* _Aim of the exercise_: Wherever the string "медицинской" occurs in a line of these records, report that line.

* _Input material_:
##########
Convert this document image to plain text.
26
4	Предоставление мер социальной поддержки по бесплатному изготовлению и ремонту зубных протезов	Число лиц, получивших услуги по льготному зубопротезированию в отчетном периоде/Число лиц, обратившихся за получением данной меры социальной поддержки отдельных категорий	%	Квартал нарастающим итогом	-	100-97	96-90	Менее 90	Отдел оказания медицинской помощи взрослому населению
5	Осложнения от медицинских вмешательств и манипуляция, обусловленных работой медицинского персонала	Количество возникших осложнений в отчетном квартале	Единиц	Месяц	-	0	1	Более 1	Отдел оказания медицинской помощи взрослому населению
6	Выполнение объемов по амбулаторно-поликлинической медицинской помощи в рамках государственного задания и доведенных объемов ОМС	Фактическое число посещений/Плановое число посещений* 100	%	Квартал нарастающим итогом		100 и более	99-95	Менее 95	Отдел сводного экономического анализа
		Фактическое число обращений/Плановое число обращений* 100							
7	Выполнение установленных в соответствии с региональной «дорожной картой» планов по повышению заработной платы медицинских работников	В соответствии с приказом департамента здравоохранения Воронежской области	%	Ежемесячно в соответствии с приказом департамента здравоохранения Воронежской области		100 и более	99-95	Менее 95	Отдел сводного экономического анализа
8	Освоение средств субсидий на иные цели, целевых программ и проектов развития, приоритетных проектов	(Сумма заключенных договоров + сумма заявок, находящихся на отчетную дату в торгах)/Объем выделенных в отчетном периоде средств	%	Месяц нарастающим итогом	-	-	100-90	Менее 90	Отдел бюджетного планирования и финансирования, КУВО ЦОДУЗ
##########
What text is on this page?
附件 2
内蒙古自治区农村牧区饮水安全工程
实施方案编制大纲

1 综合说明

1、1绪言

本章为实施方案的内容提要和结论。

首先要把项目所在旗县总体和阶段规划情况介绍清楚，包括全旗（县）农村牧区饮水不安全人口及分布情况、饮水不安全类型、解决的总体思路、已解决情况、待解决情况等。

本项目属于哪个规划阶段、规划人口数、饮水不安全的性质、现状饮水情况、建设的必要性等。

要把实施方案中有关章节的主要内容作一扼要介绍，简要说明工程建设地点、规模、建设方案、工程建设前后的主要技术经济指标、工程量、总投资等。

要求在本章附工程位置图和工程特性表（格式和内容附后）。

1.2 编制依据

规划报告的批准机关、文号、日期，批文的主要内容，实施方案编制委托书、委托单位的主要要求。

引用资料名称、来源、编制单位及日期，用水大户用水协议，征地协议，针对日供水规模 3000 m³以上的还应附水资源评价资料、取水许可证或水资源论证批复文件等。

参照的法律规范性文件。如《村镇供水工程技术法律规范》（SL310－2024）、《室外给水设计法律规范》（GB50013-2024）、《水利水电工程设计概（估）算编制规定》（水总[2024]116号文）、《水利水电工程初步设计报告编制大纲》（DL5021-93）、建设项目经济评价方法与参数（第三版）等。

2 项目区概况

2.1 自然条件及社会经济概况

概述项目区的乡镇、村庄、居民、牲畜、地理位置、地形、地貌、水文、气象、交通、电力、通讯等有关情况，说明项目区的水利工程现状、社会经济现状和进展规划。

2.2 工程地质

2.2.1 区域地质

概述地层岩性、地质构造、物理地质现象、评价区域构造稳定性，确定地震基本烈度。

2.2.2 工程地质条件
##########
* _Output of the exercise_:
4	Предоставление мер социальной поддержки по бесплатному изготовлению и ремонту зубных протезов	Число лиц, получивших услуги по льготному зубопротезированию в отчетном периоде/Число лиц, обратившихся за получением данной меры социальной поддержки отдельных категорий	%	Квартал нарастающим итогом	-	100-97	96-90	Менее 90	Отдел оказания медицинской помощи взрослому населению
5	Осложнения от медицинских вмешательств и манипуляция, обусловленных работой медицинского персонала	Количество возникших осложнений в отчетном квартале	Единиц	Месяц	-	0	1	Более 1	Отдел оказания медицинской помощи взрослому населению
6	Выполнение объемов по амбулаторно-поликлинической медицинской помощи в рамках государственного задания и доведенных объемов ОМС	Фактическое число посещений/Плановое число посещений* 100	%	Квартал нарастающим итогом		100 и более	99-95	Менее 95	Отдел сводного экономического анализа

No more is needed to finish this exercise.